- [Tarea]
Responde las siguientes preguntas a partir del texto sobre la formación de los conceptos:
1. ¿Cómo surge todo concepto?
2. ¿A partir de qué se conforma el concepto hoja?
3. ¿Qué respuesta se suele dar cuando se pregunta por qué una persona ha actuado tan honradamente hoy?

- [Documento]
▬▬▬

Pensemos particularmente en la formación de los conceptos: toda palabra se convierte inmediatamente en concepto, en tanto no corresponda al recuerdo de una experiencia original única e individualizada, a la que debe su surgimiento, sino a que pueda adaptarse, al mismo tiempo, a casos más o menos similares, en rigor nunca iguales, es decir a numerosos casos desiguales. Todo concepto surge al igualar lo que no es igual. Tan cierto como que una hoja nunca es igual a otra, es igualmente cierto que el concepto hoja se conforma a partir de la prescindencia arbitraria de estas diferencias individuales, por el olvido de lo diferencial; esto crea la impresión de que en la naturaleza, más allá de las hojas, existiese algo así como "la hoja", una especie de forma primigenia según la cual todas las demás hojas serían urdidas, dibujadas, delineadas, coloreadas, onduladas, decoradas, pero por manos poco diestras, de tal manera que ningún ejemplar resultara, de manera confiable y correcta, una copia fiel de la forma original. Decimos de una persona que es honrada; ¿por qué ha actuado tan honradamente hoy? preguntamos. Nuestra respuesta suele ser: a causa de su honradez. ¡La honradez! Esto significa otra vez: la hoja es el origen de todas las hojas. No sabemos en realidad nada de una cualidad esencial denominada honradez, pero sí de numerosas acciones individualizadas y, por lo tanto, diferentes, a las que igualamos al dejar de un lado su desigualdad y a las que, entonces, denominamos como acciones honradas. Finalmente, a partir de ellas, formulamos una qualitas occulta, a la que damos el nombre de honradez.

▬▬▬

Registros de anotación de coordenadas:
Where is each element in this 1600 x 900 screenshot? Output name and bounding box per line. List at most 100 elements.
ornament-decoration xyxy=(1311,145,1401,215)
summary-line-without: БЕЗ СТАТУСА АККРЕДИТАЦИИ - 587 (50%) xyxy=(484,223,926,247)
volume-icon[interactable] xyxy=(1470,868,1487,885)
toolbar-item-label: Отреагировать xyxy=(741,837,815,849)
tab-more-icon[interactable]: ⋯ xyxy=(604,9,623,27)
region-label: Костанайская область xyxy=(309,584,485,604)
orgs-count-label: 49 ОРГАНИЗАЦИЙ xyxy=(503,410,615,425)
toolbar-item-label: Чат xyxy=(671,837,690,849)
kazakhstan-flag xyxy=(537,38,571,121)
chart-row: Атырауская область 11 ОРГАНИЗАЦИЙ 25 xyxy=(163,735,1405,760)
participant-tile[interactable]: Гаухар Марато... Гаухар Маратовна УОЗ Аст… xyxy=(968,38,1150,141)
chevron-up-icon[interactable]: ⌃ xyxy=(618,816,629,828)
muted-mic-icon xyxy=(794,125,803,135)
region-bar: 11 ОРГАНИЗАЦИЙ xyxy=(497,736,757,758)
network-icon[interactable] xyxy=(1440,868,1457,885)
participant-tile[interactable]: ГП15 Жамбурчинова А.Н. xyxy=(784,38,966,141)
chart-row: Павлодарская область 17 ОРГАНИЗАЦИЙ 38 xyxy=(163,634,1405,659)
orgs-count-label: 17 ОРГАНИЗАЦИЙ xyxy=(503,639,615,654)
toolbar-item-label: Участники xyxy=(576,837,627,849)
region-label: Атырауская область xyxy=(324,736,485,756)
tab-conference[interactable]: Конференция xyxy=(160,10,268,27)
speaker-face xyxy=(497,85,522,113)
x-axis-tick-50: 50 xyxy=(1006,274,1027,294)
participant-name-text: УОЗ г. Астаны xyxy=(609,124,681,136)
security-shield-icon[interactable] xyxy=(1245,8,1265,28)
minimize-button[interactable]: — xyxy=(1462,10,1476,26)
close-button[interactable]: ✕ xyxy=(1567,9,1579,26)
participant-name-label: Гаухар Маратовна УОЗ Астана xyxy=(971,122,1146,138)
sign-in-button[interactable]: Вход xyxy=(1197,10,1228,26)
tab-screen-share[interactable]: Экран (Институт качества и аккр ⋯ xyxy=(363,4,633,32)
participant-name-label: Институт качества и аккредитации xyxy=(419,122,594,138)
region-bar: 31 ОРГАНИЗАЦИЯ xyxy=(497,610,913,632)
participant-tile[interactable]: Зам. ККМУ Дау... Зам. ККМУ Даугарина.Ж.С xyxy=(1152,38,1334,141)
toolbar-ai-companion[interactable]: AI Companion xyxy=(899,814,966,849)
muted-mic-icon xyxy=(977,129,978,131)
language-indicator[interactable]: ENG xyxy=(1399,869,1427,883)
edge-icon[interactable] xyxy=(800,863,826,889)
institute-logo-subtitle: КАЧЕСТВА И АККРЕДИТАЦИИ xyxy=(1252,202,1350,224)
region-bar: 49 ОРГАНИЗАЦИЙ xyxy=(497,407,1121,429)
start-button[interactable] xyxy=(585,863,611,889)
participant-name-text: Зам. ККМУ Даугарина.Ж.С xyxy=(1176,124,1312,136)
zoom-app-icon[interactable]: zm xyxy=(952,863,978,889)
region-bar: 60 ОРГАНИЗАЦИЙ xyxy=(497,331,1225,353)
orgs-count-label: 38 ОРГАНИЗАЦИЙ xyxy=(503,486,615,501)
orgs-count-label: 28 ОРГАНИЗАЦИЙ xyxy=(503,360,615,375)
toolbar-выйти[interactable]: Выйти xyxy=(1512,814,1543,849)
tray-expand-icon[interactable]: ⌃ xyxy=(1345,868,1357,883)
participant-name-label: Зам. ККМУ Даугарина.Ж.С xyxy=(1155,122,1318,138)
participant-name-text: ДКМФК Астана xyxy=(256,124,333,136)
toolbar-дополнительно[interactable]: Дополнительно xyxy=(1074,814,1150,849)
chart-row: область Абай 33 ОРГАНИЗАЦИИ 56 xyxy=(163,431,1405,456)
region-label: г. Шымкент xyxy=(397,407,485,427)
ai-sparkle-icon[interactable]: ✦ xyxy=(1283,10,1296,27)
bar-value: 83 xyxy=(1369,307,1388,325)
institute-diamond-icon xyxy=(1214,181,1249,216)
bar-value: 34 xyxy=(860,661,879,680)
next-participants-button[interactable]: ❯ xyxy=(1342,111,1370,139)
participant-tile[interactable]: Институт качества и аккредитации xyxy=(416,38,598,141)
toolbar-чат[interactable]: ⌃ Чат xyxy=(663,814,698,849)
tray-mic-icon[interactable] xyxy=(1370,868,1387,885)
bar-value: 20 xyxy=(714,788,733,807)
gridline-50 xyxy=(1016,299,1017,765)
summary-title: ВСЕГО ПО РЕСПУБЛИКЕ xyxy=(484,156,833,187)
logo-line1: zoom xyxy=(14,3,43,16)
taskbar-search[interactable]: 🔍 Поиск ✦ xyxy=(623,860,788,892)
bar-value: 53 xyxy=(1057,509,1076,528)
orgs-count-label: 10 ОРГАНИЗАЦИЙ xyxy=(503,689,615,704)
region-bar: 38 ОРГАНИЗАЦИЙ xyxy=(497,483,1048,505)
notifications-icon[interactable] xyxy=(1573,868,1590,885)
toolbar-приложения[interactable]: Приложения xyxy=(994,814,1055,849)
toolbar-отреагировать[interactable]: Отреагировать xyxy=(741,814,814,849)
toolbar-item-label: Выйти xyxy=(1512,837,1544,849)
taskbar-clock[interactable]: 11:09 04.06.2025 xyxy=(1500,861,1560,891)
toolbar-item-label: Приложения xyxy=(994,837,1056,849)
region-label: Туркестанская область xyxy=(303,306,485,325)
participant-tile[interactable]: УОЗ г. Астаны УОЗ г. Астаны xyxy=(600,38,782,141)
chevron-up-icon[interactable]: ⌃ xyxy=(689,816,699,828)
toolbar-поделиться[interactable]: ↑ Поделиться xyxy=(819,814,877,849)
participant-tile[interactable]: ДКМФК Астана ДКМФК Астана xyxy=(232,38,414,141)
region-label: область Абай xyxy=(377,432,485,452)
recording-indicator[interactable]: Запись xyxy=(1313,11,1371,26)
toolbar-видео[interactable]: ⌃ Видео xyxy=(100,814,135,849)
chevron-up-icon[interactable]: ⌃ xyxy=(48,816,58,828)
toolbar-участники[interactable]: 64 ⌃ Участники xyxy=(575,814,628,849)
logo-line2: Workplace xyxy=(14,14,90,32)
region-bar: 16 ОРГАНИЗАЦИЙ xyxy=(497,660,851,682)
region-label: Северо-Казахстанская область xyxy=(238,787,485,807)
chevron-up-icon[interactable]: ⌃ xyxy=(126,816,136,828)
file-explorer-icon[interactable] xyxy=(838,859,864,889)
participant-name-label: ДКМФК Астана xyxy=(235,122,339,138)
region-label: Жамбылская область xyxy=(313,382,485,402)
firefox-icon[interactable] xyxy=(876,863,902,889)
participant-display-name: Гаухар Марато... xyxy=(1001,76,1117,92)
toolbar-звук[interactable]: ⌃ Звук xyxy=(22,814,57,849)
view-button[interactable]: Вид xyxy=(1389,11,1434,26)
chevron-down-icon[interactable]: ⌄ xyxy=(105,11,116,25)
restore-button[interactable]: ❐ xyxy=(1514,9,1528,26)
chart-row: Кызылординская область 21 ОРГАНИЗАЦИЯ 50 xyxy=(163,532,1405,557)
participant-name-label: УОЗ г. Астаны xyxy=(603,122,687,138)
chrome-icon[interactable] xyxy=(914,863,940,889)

▬▬▬

- [Respuesta esperada]
1. Al igualar lo que no es igual.
2. A partir de la prescindencia arbitraria de las diferencias individuales, por el olvido de lo diferencial.
3. A causa de su honradez.